* **Exercise aim**:
Only the number is wanted: count the lines that include the word "Instämmer".

(Data entries for graphics)
= = = =

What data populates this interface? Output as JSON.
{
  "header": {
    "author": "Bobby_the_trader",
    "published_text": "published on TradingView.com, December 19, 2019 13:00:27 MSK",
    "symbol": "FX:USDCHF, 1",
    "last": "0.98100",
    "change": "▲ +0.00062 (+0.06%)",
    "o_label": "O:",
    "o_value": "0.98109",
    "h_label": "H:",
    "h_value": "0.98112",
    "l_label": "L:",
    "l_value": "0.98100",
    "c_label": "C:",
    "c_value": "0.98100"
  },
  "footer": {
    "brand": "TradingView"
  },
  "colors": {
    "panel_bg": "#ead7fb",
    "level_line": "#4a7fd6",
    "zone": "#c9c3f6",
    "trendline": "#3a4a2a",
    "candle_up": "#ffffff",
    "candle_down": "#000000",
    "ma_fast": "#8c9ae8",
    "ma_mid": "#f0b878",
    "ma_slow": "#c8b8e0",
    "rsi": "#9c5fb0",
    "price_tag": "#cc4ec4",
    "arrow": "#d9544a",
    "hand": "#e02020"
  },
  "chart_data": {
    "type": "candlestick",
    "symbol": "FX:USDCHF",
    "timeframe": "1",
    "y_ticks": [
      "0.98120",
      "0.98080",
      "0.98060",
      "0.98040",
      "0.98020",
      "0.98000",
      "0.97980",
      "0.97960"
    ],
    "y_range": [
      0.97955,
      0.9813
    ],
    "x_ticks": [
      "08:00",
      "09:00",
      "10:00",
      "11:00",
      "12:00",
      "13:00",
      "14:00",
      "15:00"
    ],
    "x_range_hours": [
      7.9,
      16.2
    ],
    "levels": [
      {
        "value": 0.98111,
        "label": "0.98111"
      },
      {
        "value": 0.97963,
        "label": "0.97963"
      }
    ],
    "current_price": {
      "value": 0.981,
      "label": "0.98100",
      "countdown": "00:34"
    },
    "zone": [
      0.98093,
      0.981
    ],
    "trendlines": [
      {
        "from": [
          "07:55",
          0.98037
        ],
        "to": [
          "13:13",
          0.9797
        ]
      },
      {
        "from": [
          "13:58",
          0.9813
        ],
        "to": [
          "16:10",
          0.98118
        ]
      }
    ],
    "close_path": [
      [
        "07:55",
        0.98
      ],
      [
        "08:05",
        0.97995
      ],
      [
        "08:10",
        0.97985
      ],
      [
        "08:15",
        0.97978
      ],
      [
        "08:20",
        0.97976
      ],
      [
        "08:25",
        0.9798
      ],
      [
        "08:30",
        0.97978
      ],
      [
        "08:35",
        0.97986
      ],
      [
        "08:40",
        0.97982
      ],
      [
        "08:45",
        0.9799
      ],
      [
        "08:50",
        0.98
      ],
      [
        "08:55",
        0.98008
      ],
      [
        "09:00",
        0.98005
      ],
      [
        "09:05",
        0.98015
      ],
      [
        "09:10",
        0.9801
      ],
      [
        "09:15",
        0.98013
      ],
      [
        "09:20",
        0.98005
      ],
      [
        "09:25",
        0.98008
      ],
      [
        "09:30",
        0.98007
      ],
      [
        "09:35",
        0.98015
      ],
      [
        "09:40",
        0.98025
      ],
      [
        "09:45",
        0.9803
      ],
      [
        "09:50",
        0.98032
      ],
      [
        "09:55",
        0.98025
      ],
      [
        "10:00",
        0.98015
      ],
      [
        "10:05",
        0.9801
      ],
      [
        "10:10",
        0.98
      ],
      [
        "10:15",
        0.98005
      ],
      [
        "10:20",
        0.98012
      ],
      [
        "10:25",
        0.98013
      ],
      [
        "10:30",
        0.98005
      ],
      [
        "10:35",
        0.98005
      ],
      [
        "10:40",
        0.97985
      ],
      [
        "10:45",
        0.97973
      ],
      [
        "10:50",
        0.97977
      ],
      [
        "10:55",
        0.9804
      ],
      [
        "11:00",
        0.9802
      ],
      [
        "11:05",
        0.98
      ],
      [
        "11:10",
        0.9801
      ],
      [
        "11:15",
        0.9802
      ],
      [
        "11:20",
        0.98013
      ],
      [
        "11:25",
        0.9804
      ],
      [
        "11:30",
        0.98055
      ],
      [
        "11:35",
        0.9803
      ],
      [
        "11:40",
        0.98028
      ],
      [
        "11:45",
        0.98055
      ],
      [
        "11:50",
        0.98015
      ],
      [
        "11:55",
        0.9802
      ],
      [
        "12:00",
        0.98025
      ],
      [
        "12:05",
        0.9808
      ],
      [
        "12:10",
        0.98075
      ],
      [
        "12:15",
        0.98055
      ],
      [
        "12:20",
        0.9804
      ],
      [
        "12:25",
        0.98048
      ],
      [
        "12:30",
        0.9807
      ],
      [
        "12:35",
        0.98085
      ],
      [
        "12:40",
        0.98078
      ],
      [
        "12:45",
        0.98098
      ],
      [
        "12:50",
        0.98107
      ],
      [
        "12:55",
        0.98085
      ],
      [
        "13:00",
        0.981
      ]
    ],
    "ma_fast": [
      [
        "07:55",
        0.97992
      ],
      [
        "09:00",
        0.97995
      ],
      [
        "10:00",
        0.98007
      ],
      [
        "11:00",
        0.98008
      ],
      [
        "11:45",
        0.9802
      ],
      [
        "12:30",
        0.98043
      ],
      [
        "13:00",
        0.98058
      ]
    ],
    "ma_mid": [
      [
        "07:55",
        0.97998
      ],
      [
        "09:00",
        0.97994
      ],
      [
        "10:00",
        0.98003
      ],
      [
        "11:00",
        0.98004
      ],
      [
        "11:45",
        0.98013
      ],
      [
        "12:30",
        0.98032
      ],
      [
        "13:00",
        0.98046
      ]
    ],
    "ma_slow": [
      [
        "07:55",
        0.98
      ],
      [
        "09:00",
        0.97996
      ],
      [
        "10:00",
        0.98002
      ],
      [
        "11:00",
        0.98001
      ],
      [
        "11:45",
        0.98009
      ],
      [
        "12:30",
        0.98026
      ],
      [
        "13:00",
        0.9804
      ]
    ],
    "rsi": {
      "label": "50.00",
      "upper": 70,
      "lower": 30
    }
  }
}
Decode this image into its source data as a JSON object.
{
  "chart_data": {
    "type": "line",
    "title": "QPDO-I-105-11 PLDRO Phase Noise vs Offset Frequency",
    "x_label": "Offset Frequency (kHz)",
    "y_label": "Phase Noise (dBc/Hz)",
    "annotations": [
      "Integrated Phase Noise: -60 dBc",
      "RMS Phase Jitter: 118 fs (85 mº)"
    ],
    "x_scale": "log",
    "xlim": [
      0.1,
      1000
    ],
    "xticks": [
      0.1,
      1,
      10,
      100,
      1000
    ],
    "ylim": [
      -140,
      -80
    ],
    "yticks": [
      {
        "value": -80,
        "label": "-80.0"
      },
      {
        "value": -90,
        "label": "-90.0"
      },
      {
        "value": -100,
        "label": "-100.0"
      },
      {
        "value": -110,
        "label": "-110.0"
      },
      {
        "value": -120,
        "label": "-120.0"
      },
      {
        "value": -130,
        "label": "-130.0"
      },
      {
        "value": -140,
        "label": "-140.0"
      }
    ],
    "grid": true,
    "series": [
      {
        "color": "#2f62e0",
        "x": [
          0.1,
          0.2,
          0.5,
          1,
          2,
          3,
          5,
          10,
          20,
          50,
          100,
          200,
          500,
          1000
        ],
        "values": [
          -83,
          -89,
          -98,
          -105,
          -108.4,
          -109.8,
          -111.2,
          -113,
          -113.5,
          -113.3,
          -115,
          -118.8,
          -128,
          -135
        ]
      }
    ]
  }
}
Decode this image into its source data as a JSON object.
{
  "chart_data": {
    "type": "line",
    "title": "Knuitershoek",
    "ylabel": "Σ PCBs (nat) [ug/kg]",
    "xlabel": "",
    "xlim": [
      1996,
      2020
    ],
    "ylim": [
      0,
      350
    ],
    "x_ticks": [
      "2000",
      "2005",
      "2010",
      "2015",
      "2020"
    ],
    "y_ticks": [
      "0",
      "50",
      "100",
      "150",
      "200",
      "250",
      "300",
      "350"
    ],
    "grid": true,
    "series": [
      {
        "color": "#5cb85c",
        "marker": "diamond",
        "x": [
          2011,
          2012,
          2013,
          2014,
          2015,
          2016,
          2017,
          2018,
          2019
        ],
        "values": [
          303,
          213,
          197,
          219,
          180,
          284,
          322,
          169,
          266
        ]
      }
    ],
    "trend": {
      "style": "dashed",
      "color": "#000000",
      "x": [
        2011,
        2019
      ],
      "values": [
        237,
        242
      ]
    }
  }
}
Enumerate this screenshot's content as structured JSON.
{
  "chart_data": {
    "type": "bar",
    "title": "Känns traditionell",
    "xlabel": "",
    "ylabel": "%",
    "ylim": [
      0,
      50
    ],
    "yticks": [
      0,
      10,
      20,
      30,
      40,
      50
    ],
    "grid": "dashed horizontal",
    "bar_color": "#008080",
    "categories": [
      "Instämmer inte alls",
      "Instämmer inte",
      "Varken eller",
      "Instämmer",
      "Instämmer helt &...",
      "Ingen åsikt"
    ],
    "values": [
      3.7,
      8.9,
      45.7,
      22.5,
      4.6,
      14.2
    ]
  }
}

= = = =

* **Correct result**:
4